[Begin Given entries]

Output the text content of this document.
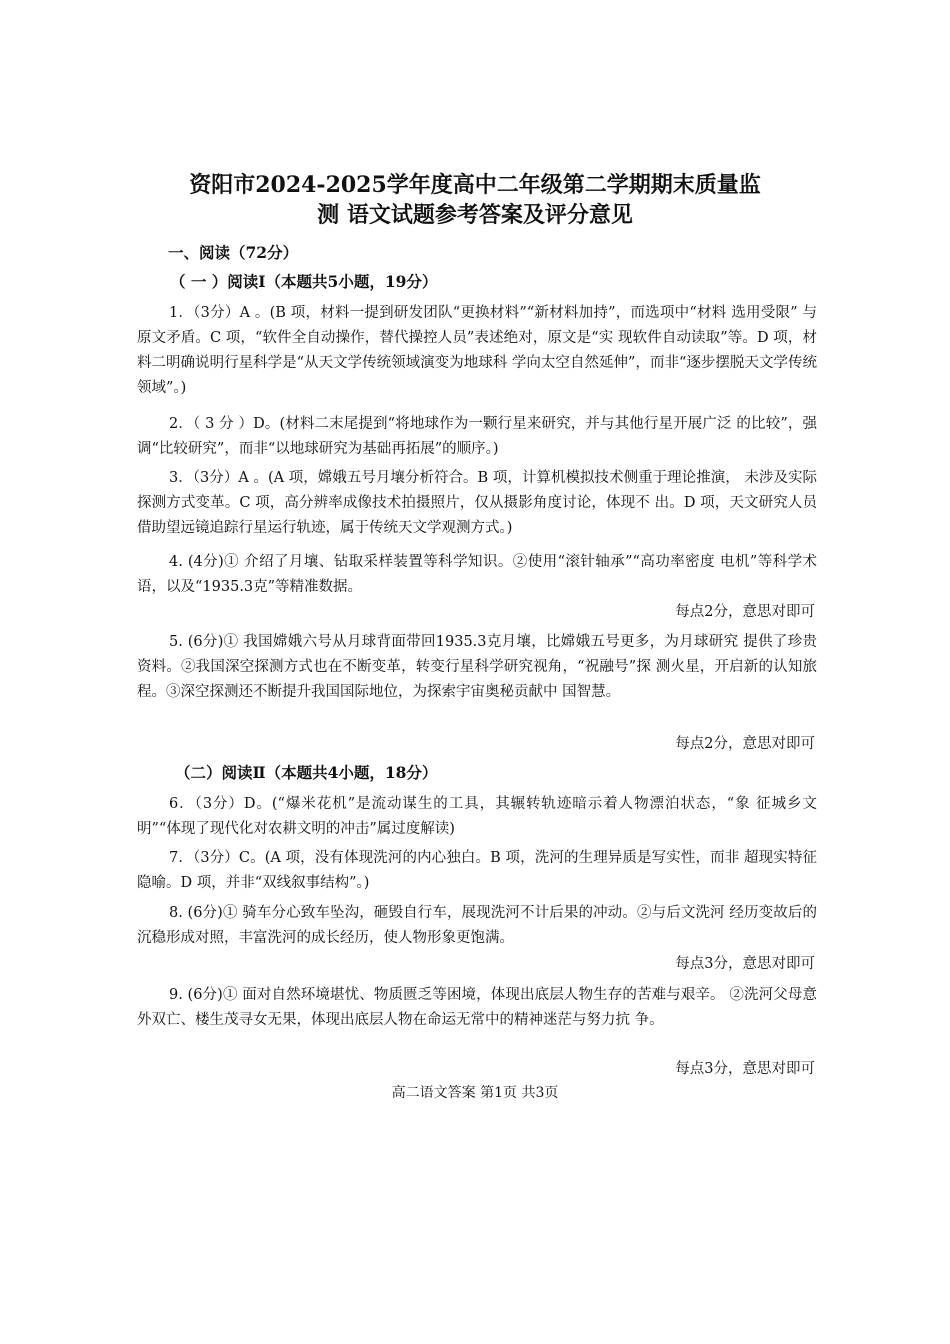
资阳市2024-2025学年度高中二年级第二学期期末质量监

测 语文试题参考答案及评分意见

一、阅读（72分）

（ 一 ）阅读Ⅰ（本题共5小题，19分）

1．（3分）A 。(B 项，材料一提到研发团队“更换材料”“新材料加持”，而选项中“材料 选用受限” 与原文矛盾。C 项，“软件全自动操作，替代操控人员”表述绝对，原文是“实 现软件自动读取”等。D 项，材料二明确说明行星科学是“从天文学传统领域演变为地球科 学向太空自然延伸”，而非“逐步摆脱天文学传统领域”。)

2．（ 3 分 ）D。(材料二末尾提到“将地球作为一颗行星来研究，并与其他行星开展广泛 的比较”，强调“比较研究”，而非“以地球研究为基础再拓展”的顺序。)

3．（3分）A 。(A 项，嫦娥五号月壤分析符合。B 项，计算机模拟技术侧重于理论推演， 未涉及实际探测方式变革。C 项，高分辨率成像技术拍摄照片，仅从摄影角度讨论，体现不 出。D 项，天文研究人员借助望远镜追踪行星运行轨迹，属于传统天文学观测方式。)

4. (4分)① 介绍了月壤、钻取采样装置等科学知识。②使用“滚针轴承”“高功率密度 电机”等科学术语，以及“1935.3克”等精准数据。

每点2分，意思对即可

5. (6分)① 我国嫦娥六号从月球背面带回1935.3克月壤，比嫦娥五号更多，为月球研究 提供了珍贵资料。②我国深空探测方式也在不断变革，转变行星科学研究视角，“祝融号”探 测火星，开启新的认知旅程。③深空探测还不断提升我国国际地位，为探索宇宙奥秘贡献中 国智慧。

每点2分，意思对即可

（二）阅读Ⅱ（本题共4小题，18分）

6．（3分）D。(“爆米花机”是流动谋生的工具，其辗转轨迹暗示着人物漂泊状态，“象 征城乡文明”“体现了现代化对农耕文明的冲击”属过度解读)

7．（3分）C。(A 项，没有体现洗河的内心独白。B 项，洗河的生理异质是写实性，而非 超现实特征隐喻。D 项，并非“双线叙事结构”。)

8. (6分)① 骑车分心致车坠沟，砸毁自行车，展现洗河不计后果的冲动。②与后文洗河 经历变故后的沉稳形成对照，丰富洗河的成长经历，使人物形象更饱满。

每点3分，意思对即可

9. (6分)① 面对自然环境堪忧、物质匮乏等困境，体现出底层人物生存的苦难与艰辛。 ②洗河父母意外双亡、楼生茂寻女无果，体现出底层人物在命运无常中的精神迷茫与努力抗 争。

每点3分，意思对即可

高二语文答案 第1页 共3页
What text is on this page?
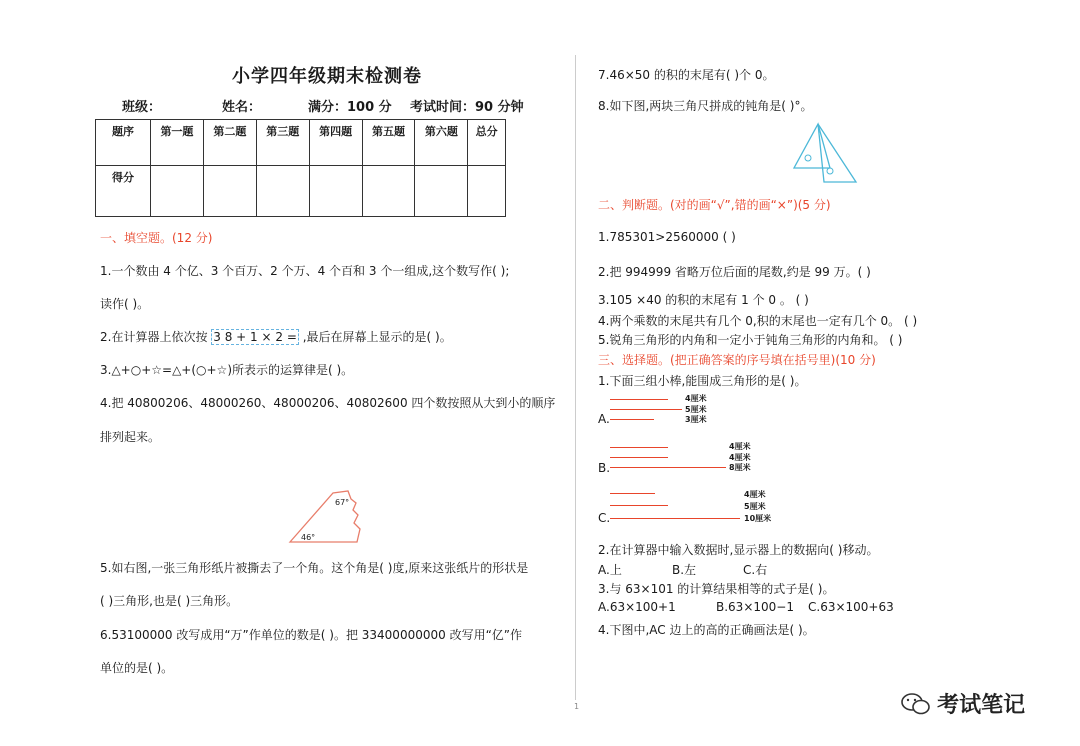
小学四年级期末检测卷
班级：	姓名：	满分：100 分 考试时间：90 分钟
题序	第一题	第二题	第三题	第四题	第五题	第六题	总分
得分							
一、填空题。(12 分)
1.一个数由 4 个亿、3 个百万、2 个万、4 个百和 3 个一组成,这个数写作( );
读作( )。
2.在计算器上依次按 3 8 + 1 × 2 = ,最后在屏幕上显示的是( )。
3.△+○+☆=△+(○+☆)所表示的运算律是( )。
4.把 40800206、48000260、48000206、40802600 四个数按照从大到小的顺序
排列起来。
67°
46°
5.如右图,一张三角形纸片被撕去了一个角。这个角是( )度,原来这张纸片的形状是
( )三角形,也是( )三角形。
6.53100000 改写成用“万”作单位的数是( )。把 33400000000 改写用“亿”作
单位的是( )。
1
7.46×50 的积的末尾有( )个 0。
8.如下图,两块三角尺拼成的钝角是( )°。
二、判断题。(对的画“√”,错的画“×”)(5 分)
1.785301>2560000 ( )
2.把 994999 省略万位后面的尾数,约是 99 万。( )
3.105 ×40 的积的末尾有 1 个 0 。 ( )
4.两个乘数的末尾共有几个 0,积的末尾也一定有几个 0。 ( )
5.锐角三角形的内角和一定小于钝角三角形的内角和。 ( )
三、选择题。(把正确答案的序号填在括号里)(10 分)
1.下面三组小棒,能围成三角形的是( )。
A.
4厘米
5厘米
3厘米
B.
4厘米
4厘米
8厘米
C.
4厘米
5厘米
10厘米
2.在计算器中输入数据时,显示器上的数据向( )移动。
A.上	B.左	C.右
3.与 63×101 的计算结果相等的式子是( )。
A.63×100+1	B.63×100−1 C.63×100+63
4.下图中,AC 边上的高的正确画法是( )。
考试笔记
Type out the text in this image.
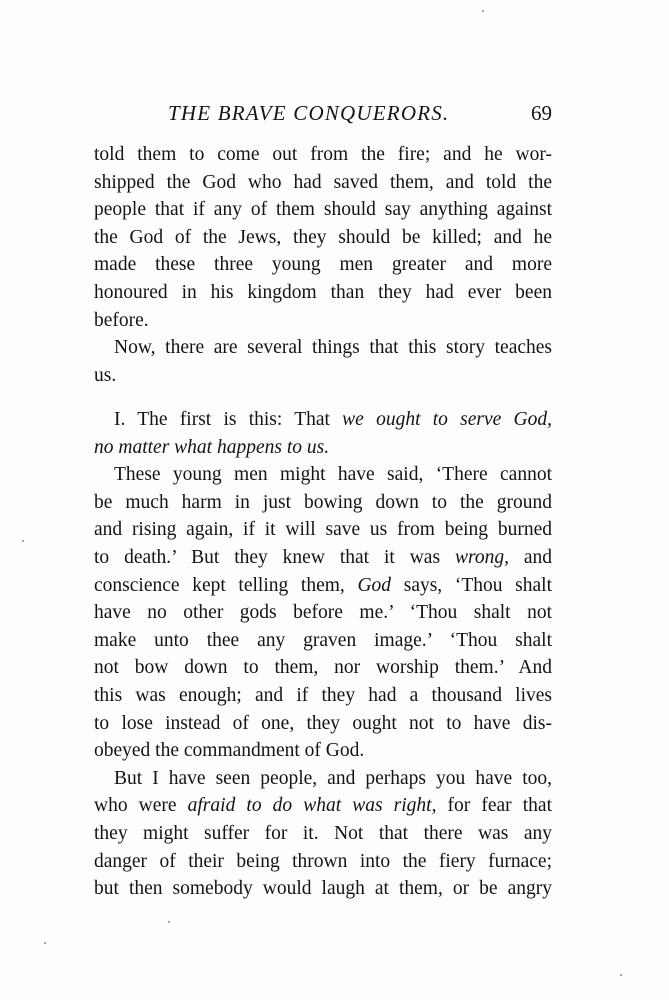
THE BRAVE CONQUERORS.	69
told them to come out from the fire; and he wor-
shipped the God who had saved them, and told the
people that if any of them should say anything against
the God of the Jews, they should be killed; and he
made these three young men greater and more
honoured in his kingdom than they had ever been
before.
Now, there are several things that this story teaches
us.
I. The first is this: That we ought to serve God,
no matter what happens to us.
These young men might have said, ‘There cannot
be much harm in just bowing down to the ground
and rising again, if it will save us from being burned
to death.’ But they knew that it was wrong, and
conscience kept telling them, God says, ‘Thou shalt
have no other gods before me.’ ‘Thou shalt not
make unto thee any graven image.’ ‘Thou shalt
not bow down to them, nor worship them.’ And
this was enough; and if they had a thousand lives
to lose instead of one, they ought not to have dis-
obeyed the commandment of God.
But I have seen people, and perhaps you have too,
who were afraid to do what was right, for fear that
they might suffer for it. Not that there was any
danger of their being thrown into the fiery furnace;
but then somebody would laugh at them, or be angry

[End Given entries]

* **Your objective**
Each line containing "image" counts once; state the total number of such lines and nothing else.

* **Answer below**
2